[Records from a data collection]
-*-*-

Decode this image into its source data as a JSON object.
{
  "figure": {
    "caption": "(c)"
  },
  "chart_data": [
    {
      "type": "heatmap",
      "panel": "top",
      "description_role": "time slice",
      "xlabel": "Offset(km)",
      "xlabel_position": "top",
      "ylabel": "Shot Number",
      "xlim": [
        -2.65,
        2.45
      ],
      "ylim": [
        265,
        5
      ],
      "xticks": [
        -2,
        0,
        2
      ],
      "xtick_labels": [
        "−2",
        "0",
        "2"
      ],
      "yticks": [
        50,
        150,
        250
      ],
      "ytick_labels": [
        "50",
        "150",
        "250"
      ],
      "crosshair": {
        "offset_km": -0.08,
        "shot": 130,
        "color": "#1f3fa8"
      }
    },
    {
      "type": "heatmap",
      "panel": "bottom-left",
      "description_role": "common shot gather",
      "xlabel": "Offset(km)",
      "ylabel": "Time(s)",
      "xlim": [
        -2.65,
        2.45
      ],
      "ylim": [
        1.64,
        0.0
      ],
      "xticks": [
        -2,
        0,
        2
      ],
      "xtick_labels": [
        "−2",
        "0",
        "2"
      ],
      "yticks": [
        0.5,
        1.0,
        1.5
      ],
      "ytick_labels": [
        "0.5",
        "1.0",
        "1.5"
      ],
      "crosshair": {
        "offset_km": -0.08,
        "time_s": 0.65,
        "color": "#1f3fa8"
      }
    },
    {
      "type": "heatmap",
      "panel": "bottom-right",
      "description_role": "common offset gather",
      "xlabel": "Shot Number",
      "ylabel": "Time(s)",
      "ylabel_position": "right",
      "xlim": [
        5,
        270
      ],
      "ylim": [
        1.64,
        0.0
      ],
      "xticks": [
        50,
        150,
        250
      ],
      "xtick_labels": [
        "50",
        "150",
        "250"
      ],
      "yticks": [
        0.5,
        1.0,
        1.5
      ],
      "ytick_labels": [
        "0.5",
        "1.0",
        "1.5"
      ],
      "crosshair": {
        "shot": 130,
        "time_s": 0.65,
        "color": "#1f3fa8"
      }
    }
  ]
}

-*-*-

Task instructions ▸ Retype the entries one by one, exactly.

Result below ▸
Decode this image into its source data as a JSON object.
{
  "figure": {
    "caption": "(c)"
  },
  "chart_data": [
    {
      "type": "heatmap",
      "panel": "top",
      "description_role": "time slice",
      "xlabel": "Offset(km)",
      "xlabel_position": "top",
      "ylabel": "Shot Number",
      "xlim": [
        -2.65,
        2.45
      ],
      "ylim": [
        265,
        5
      ],
      "xticks": [
        -2,
        0,
        2
      ],
      "xtick_labels": [
        "−2",
        "0",
        "2"
      ],
      "yticks": [
        50,
        150,
        250
      ],
      "ytick_labels": [
        "50",
        "150",
        "250"
      ],
      "crosshair": {
        "offset_km": -0.08,
        "shot": 130,
        "color": "#1f3fa8"
      }
    },
    {
      "type": "heatmap",
      "panel": "bottom-left",
      "description_role": "common shot gather",
      "xlabel": "Offset(km)",
      "ylabel": "Time(s)",
      "xlim": [
        -2.65,
        2.45
      ],
      "ylim": [
        1.64,
        0.0
      ],
      "xticks": [
        -2,
        0,
        2
      ],
      "xtick_labels": [
        "−2",
        "0",
        "2"
      ],
      "yticks": [
        0.5,
        1.0,
        1.5
      ],
      "ytick_labels": [
        "0.5",
        "1.0",
        "1.5"
      ],
      "crosshair": {
        "offset_km": -0.08,
        "time_s": 0.65,
        "color": "#1f3fa8"
      }
    },
    {
      "type": "heatmap",
      "panel": "bottom-right",
      "description_role": "common offset gather",
      "xlabel": "Shot Number",
      "ylabel": "Time(s)",
      "ylabel_position": "right",
      "xlim": [
        5,
        270
      ],
      "ylim": [
        1.64,
        0.0
      ],
      "xticks": [
        50,
        150,
        250
      ],
      "xtick_labels": [
        "50",
        "150",
        "250"
      ],
      "yticks": [
        0.5,
        1.0,
        1.5
      ],
      "ytick_labels": [
        "0.5",
        "1.0",
        "1.5"
      ],
      "crosshair": {
        "shot": 130,
        "time_s": 0.65,
        "color": "#1f3fa8"
      }
    }
  ]
}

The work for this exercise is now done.